▸ **Directions for this task**
Transcribe each entry below exactly. Pictures do not go in the copy.
** START Data entries **
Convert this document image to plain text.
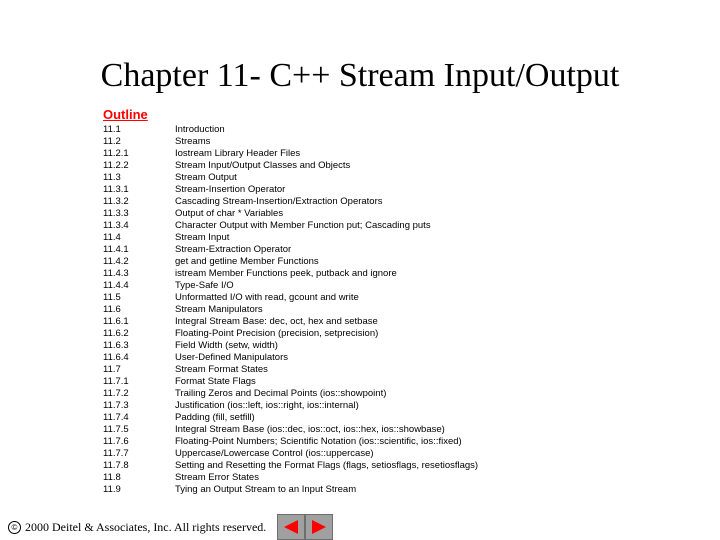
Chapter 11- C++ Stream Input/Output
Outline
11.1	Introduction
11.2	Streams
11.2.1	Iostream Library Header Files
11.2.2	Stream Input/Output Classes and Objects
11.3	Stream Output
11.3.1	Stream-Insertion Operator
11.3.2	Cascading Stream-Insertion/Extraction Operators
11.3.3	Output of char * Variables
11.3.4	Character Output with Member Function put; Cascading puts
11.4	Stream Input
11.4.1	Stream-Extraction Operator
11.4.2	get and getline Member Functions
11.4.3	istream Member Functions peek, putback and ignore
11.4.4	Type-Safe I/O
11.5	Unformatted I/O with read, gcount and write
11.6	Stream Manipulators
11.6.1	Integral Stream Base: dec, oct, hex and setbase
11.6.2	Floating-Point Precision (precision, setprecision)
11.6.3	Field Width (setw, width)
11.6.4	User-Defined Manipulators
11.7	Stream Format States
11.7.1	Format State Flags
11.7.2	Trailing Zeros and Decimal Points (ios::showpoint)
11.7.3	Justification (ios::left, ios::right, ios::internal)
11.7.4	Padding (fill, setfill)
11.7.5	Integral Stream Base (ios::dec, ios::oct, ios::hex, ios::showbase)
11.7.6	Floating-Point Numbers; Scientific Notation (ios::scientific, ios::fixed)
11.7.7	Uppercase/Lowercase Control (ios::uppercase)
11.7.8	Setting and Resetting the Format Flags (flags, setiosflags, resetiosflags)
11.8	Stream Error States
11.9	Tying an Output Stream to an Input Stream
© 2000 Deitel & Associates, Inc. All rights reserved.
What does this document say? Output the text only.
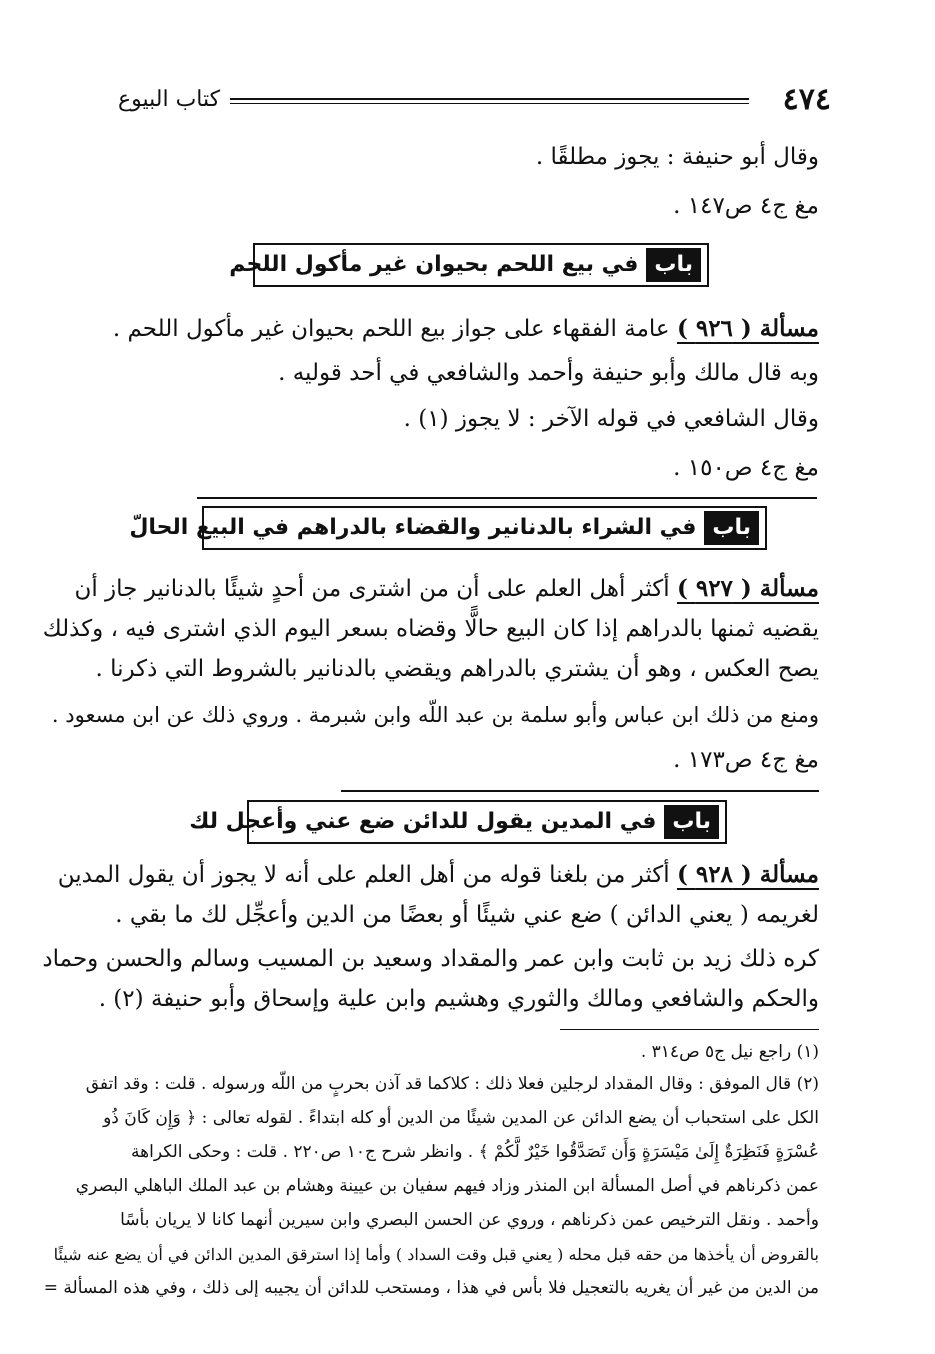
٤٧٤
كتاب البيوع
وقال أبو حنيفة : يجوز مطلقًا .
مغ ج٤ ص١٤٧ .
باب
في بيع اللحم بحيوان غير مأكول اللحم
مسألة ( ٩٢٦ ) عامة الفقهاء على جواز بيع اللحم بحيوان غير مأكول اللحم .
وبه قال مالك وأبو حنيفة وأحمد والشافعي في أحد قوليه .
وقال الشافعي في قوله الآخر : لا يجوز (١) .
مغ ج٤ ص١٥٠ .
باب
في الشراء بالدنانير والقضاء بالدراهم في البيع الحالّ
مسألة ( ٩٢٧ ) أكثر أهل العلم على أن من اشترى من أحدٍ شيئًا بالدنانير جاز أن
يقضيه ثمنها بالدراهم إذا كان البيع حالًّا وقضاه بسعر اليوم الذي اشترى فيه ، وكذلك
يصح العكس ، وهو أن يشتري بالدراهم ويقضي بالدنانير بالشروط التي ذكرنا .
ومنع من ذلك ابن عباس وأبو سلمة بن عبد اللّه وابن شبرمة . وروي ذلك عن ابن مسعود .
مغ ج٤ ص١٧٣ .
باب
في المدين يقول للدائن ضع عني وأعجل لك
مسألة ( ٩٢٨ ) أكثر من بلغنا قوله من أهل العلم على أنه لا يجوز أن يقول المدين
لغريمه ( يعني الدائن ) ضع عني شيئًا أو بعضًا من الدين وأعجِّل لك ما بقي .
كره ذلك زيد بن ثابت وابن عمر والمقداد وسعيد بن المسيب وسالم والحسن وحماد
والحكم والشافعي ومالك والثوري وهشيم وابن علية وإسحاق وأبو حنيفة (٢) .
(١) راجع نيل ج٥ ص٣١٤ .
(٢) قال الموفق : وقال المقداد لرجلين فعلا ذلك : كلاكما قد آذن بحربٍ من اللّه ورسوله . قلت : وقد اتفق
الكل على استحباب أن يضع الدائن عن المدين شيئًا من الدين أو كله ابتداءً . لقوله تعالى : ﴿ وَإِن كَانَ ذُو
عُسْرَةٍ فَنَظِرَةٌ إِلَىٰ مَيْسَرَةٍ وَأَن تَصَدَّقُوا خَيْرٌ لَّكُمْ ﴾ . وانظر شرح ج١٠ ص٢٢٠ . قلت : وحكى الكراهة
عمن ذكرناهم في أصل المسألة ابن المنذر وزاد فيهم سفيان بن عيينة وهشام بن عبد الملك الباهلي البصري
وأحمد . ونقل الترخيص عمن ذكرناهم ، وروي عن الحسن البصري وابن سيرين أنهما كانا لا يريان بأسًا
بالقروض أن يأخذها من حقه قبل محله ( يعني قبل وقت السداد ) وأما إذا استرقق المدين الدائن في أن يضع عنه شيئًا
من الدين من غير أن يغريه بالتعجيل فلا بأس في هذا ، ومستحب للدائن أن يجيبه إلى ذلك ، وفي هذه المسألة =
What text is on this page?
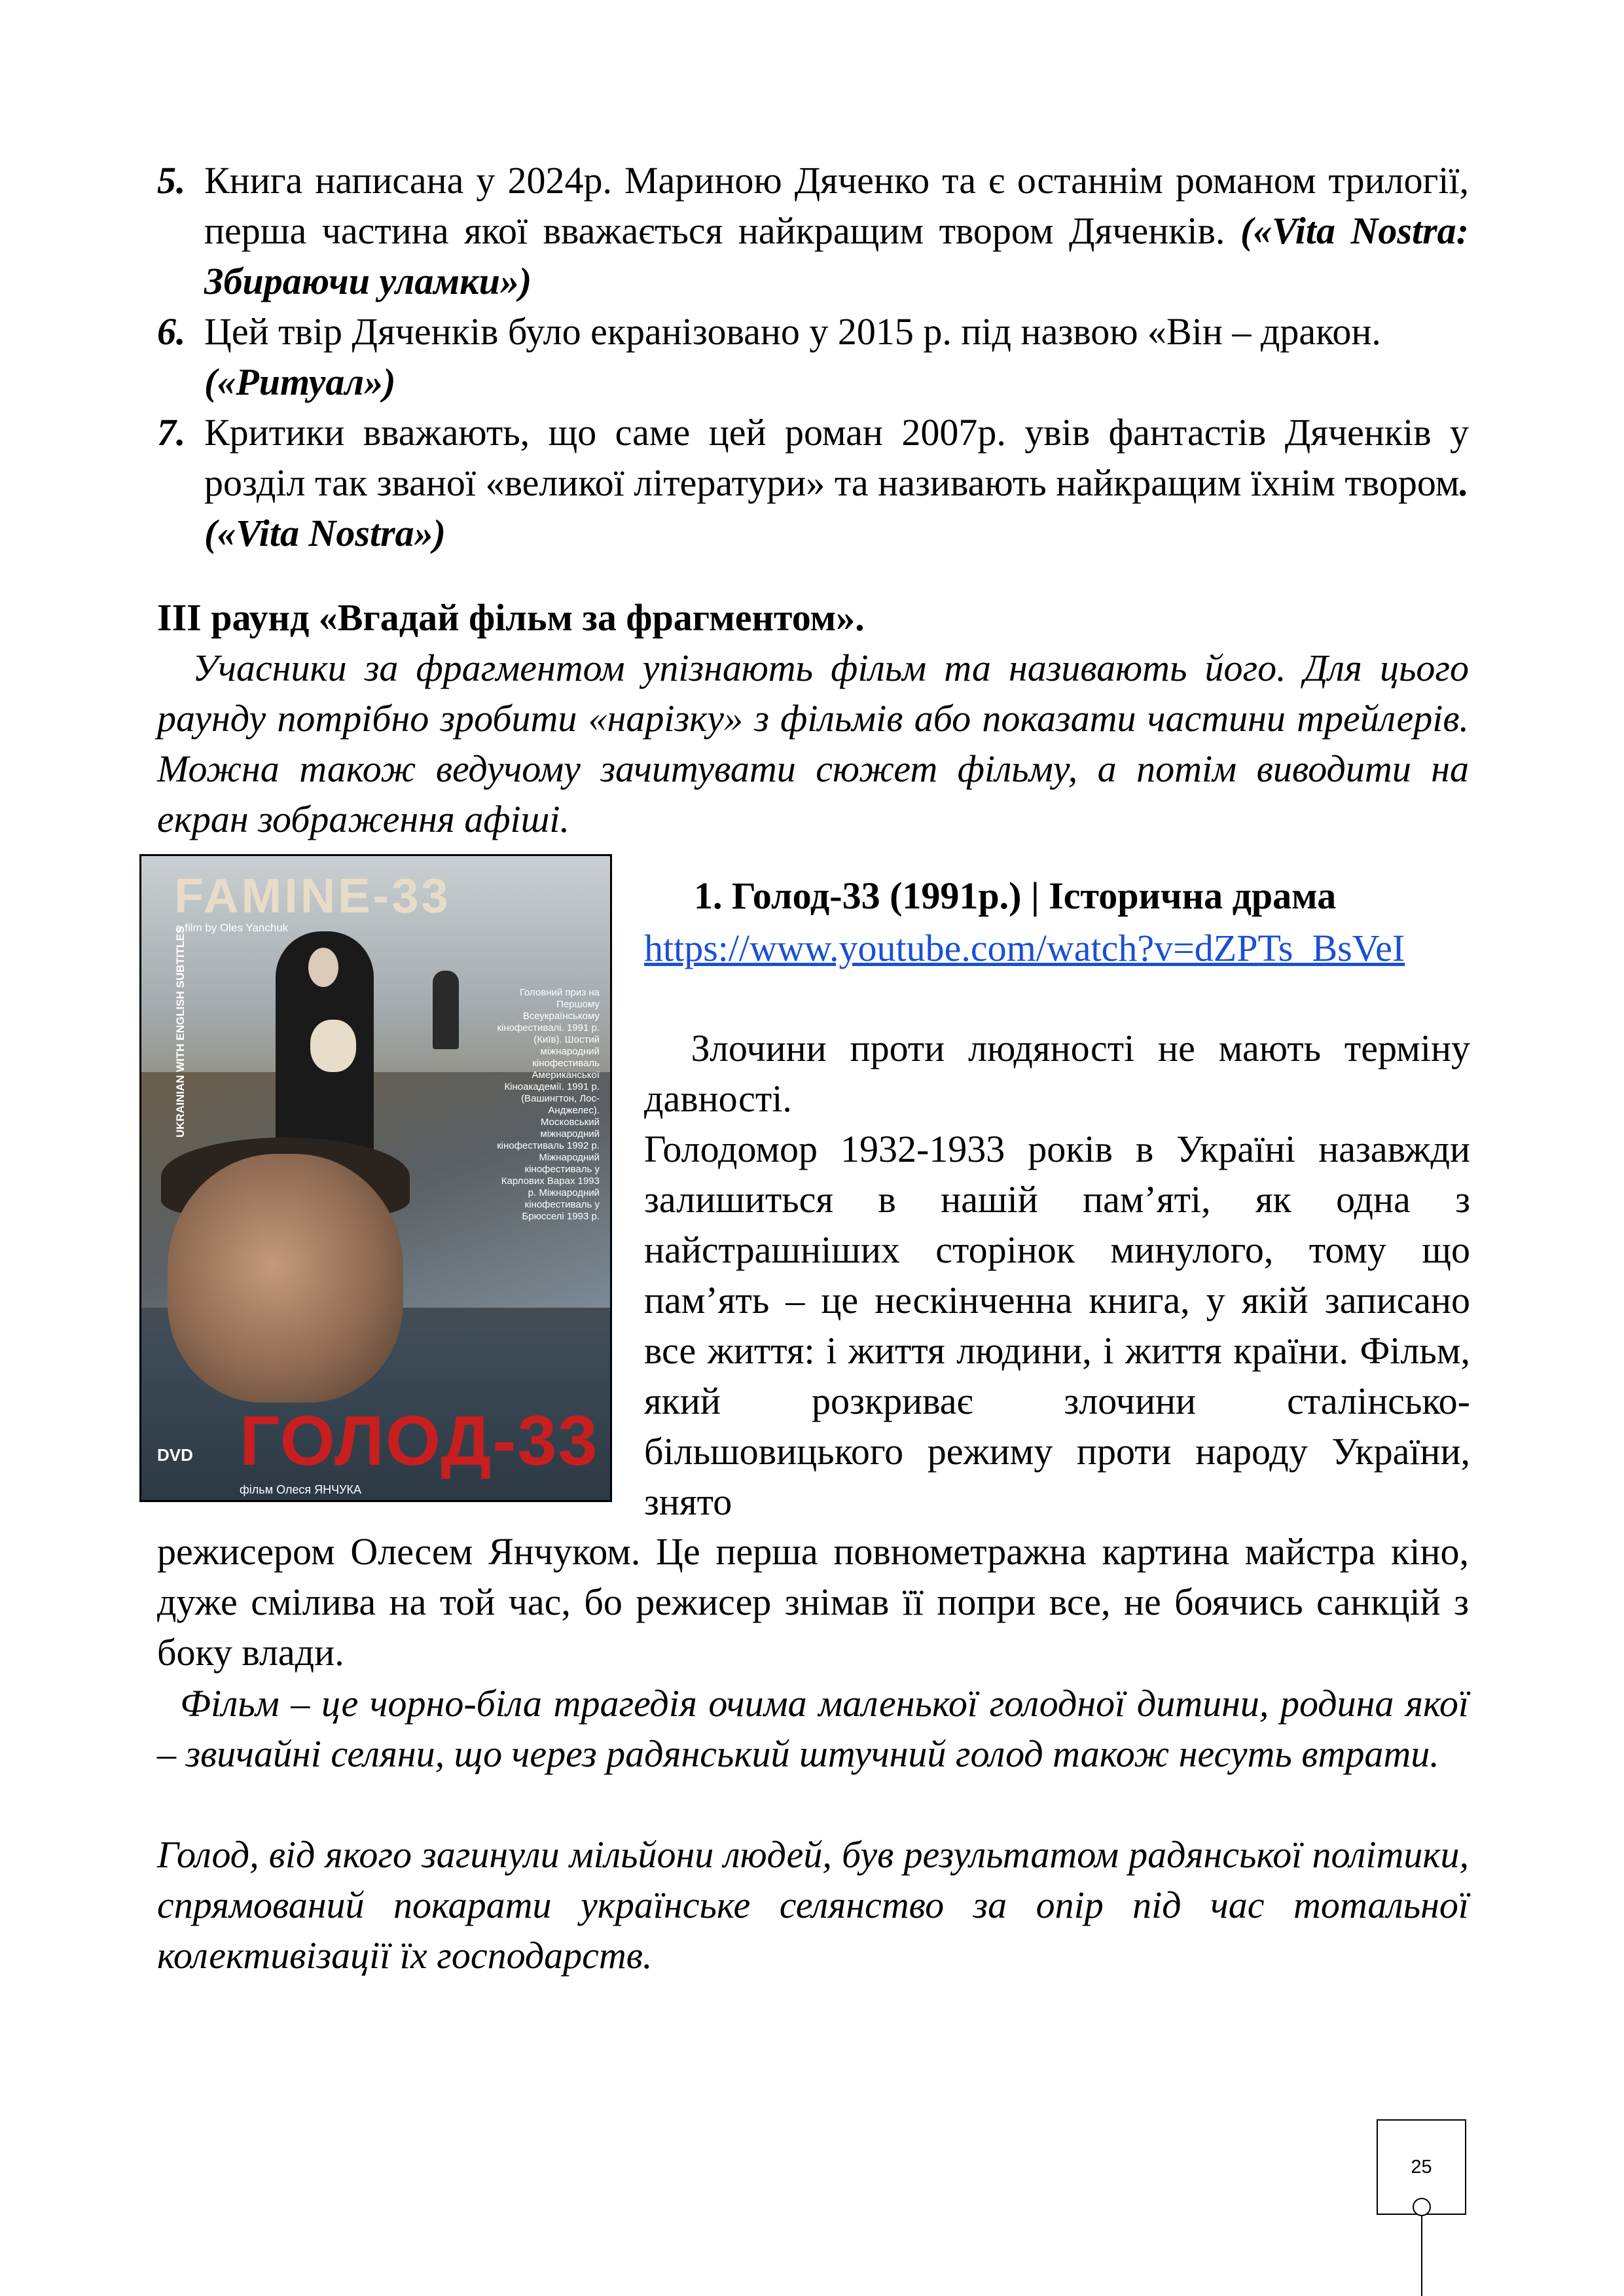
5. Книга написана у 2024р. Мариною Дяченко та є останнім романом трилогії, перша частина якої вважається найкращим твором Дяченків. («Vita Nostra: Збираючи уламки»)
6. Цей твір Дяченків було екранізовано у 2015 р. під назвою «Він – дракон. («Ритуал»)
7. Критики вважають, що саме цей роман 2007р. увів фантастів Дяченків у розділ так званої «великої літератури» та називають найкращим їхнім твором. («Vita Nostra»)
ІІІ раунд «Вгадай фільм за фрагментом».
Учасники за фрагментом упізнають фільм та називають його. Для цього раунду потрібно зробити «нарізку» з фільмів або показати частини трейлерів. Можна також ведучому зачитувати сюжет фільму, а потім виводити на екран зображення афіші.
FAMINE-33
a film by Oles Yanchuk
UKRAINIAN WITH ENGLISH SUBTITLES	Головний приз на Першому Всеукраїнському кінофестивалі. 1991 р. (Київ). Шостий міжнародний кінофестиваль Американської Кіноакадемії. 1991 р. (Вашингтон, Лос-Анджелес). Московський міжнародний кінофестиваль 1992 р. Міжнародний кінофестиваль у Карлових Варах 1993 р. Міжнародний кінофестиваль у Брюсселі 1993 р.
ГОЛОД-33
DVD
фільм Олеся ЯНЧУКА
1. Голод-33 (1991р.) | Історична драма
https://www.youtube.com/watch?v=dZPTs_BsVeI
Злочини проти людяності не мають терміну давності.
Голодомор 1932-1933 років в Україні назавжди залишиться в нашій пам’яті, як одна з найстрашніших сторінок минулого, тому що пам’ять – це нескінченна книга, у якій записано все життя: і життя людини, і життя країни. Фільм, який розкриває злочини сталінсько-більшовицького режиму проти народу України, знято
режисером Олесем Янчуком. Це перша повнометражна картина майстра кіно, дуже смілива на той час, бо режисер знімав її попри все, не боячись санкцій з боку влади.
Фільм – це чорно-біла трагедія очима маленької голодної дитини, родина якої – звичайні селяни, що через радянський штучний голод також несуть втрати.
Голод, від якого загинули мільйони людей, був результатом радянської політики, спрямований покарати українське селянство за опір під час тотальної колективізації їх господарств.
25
** END Data entries **
▸ **Answer**
Convert this document image to plain text.
Chapter 11- C++ Stream Input/Output
Outline
11.1	Introduction
11.2	Streams
11.2.1	Iostream Library Header Files
11.2.2	Stream Input/Output Classes and Objects
11.3	Stream Output
11.3.1	Stream-Insertion Operator
11.3.2	Cascading Stream-Insertion/Extraction Operators
11.3.3	Output of char * Variables
11.3.4	Character Output with Member Function put; Cascading puts
11.4	Stream Input
11.4.1	Stream-Extraction Operator
11.4.2	get and getline Member Functions
11.4.3	istream Member Functions peek, putback and ignore
11.4.4	Type-Safe I/O
11.5	Unformatted I/O with read, gcount and write
11.6	Stream Manipulators
11.6.1	Integral Stream Base: dec, oct, hex and setbase
11.6.2	Floating-Point Precision (precision, setprecision)
11.6.3	Field Width (setw, width)
11.6.4	User-Defined Manipulators
11.7	Stream Format States
11.7.1	Format State Flags
11.7.2	Trailing Zeros and Decimal Points (ios::showpoint)
11.7.3	Justification (ios::left, ios::right, ios::internal)
11.7.4	Padding (fill, setfill)
11.7.5	Integral Stream Base (ios::dec, ios::oct, ios::hex, ios::showbase)
11.7.6	Floating-Point Numbers; Scientific Notation (ios::scientific, ios::fixed)
11.7.7	Uppercase/Lowercase Control (ios::uppercase)
11.7.8	Setting and Resetting the Format Flags (flags, setiosflags, resetiosflags)
11.8	Stream Error States
11.9	Tying an Output Stream to an Input Stream
© 2000 Deitel & Associates, Inc. All rights reserved.
What does this document say? Output the text only.
٤٧٤
كتاب البيوع
وقال أبو حنيفة : يجوز مطلقًا .
مغ ج٤ ص١٤٧ .
باب
في بيع اللحم بحيوان غير مأكول اللحم
مسألة ( ٩٢٦ ) عامة الفقهاء على جواز بيع اللحم بحيوان غير مأكول اللحم .
وبه قال مالك وأبو حنيفة وأحمد والشافعي في أحد قوليه .
وقال الشافعي في قوله الآخر : لا يجوز (١) .
مغ ج٤ ص١٥٠ .
باب
في الشراء بالدنانير والقضاء بالدراهم في البيع الحالّ
مسألة ( ٩٢٧ ) أكثر أهل العلم على أن من اشترى من أحدٍ شيئًا بالدنانير جاز أن
يقضيه ثمنها بالدراهم إذا كان البيع حالًّا وقضاه بسعر اليوم الذي اشترى فيه ، وكذلك
يصح العكس ، وهو أن يشتري بالدراهم ويقضي بالدنانير بالشروط التي ذكرنا .
ومنع من ذلك ابن عباس وأبو سلمة بن عبد اللّه وابن شبرمة . وروي ذلك عن ابن مسعود .
مغ ج٤ ص١٧٣ .
باب
في المدين يقول للدائن ضع عني وأعجل لك
مسألة ( ٩٢٨ ) أكثر من بلغنا قوله من أهل العلم على أنه لا يجوز أن يقول المدين
لغريمه ( يعني الدائن ) ضع عني شيئًا أو بعضًا من الدين وأعجِّل لك ما بقي .
كره ذلك زيد بن ثابت وابن عمر والمقداد وسعيد بن المسيب وسالم والحسن وحماد
والحكم والشافعي ومالك والثوري وهشيم وابن علية وإسحاق وأبو حنيفة (٢) .
(١) راجع نيل ج٥ ص٣١٤ .
(٢) قال الموفق : وقال المقداد لرجلين فعلا ذلك : كلاكما قد آذن بحربٍ من اللّه ورسوله . قلت : وقد اتفق
الكل على استحباب أن يضع الدائن عن المدين شيئًا من الدين أو كله ابتداءً . لقوله تعالى : ﴿ وَإِن كَانَ ذُو
عُسْرَةٍ فَنَظِرَةٌ إِلَىٰ مَيْسَرَةٍ وَأَن تَصَدَّقُوا خَيْرٌ لَّكُمْ ﴾ . وانظر شرح ج١٠ ص٢٢٠ . قلت : وحكى الكراهة
عمن ذكرناهم في أصل المسألة ابن المنذر وزاد فيهم سفيان بن عيينة وهشام بن عبد الملك الباهلي البصري
وأحمد . ونقل الترخيص عمن ذكرناهم ، وروي عن الحسن البصري وابن سيرين أنهما كانا لا يريان بأسًا
بالقروض أن يأخذها من حقه قبل محله ( يعني قبل وقت السداد ) وأما إذا استرقق المدين الدائن في أن يضع عنه شيئًا
من الدين من غير أن يغريه بالتعجيل فلا بأس في هذا ، ومستحب للدائن أن يجيبه إلى ذلك ، وفي هذه المسألة =
What text is on this page?
5. Книга написана у 2024р. Мариною Дяченко та є останнім романом трилогії, перша частина якої вважається найкращим твором Дяченків. («Vita Nostra: Збираючи уламки»)
6. Цей твір Дяченків було екранізовано у 2015 р. під назвою «Він – дракон. («Ритуал»)
7. Критики вважають, що саме цей роман 2007р. увів фантастів Дяченків у розділ так званої «великої літератури» та називають найкращим їхнім твором. («Vita Nostra»)
ІІІ раунд «Вгадай фільм за фрагментом».
Учасники за фрагментом упізнають фільм та називають його. Для цього раунду потрібно зробити «нарізку» з фільмів або показати частини трейлерів. Можна також ведучому зачитувати сюжет фільму, а потім виводити на екран зображення афіші.
FAMINE-33
a film by Oles Yanchuk
UKRAINIAN WITH ENGLISH SUBTITLES	Головний приз на Першому Всеукраїнському кінофестивалі. 1991 р. (Київ). Шостий міжнародний кінофестиваль Американської Кіноакадемії. 1991 р. (Вашингтон, Лос-Анджелес). Московський міжнародний кінофестиваль 1992 р. Міжнародний кінофестиваль у Карлових Варах 1993 р. Міжнародний кінофестиваль у Брюсселі 1993 р.
ГОЛОД-33
DVD
фільм Олеся ЯНЧУКА
1. Голод-33 (1991р.) | Історична драма
https://www.youtube.com/watch?v=dZPTs_BsVeI
Злочини проти людяності не мають терміну давності.
Голодомор 1932-1933 років в Україні назавжди залишиться в нашій пам’яті, як одна з найстрашніших сторінок минулого, тому що пам’ять – це нескінченна книга, у якій записано все життя: і життя людини, і життя країни. Фільм, який розкриває злочини сталінсько-більшовицького режиму проти народу України, знято
режисером Олесем Янчуком. Це перша повнометражна картина майстра кіно, дуже смілива на той час, бо режисер знімав її попри все, не боячись санкцій з боку влади.
Фільм – це чорно-біла трагедія очима маленької голодної дитини, родина якої – звичайні селяни, що через радянський штучний голод також несуть втрати.
Голод, від якого загинули мільйони людей, був результатом радянської політики, спрямований покарати українське селянство за опір під час тотальної колективізації їх господарств.
25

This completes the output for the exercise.